* **Exercise details**:
Find each line containing the string "懂得做家务是爱父母长辈的表现". Copy it.

* **Recorded information**:

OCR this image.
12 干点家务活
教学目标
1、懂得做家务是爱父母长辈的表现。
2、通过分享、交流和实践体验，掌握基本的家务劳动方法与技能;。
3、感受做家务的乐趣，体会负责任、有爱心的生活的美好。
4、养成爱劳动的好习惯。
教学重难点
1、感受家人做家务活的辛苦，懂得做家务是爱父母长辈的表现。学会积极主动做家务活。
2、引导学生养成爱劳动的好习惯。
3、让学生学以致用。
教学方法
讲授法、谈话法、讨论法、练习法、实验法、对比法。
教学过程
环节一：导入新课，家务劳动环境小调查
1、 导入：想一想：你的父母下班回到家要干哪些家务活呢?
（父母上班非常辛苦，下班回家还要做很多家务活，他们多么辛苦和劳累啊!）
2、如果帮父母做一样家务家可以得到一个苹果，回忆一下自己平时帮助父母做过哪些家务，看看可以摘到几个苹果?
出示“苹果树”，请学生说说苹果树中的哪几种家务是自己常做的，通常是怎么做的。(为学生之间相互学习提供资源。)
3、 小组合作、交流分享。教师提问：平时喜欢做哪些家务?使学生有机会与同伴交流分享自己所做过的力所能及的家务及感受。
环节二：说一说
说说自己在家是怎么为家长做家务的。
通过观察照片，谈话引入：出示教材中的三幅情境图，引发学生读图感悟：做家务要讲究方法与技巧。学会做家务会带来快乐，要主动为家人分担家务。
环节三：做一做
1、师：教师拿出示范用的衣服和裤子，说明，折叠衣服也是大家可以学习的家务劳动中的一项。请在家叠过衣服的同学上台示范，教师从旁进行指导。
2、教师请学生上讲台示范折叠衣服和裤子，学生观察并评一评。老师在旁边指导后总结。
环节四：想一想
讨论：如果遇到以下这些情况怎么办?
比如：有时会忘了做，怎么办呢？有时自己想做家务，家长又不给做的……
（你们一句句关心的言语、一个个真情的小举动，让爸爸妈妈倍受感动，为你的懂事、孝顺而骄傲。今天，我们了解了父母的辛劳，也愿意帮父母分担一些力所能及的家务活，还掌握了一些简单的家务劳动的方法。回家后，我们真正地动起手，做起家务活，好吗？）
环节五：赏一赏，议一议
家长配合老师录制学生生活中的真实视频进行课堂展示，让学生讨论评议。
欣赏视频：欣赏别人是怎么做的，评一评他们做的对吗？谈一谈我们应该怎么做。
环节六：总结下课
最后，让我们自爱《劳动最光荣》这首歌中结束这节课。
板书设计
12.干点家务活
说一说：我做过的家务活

* **Output**:
1、懂得做家务是爱父母长辈的表现。
1、感受家人做家务活的辛苦，懂得做家务是爱父母长辈的表现。学会积极主动做家务活。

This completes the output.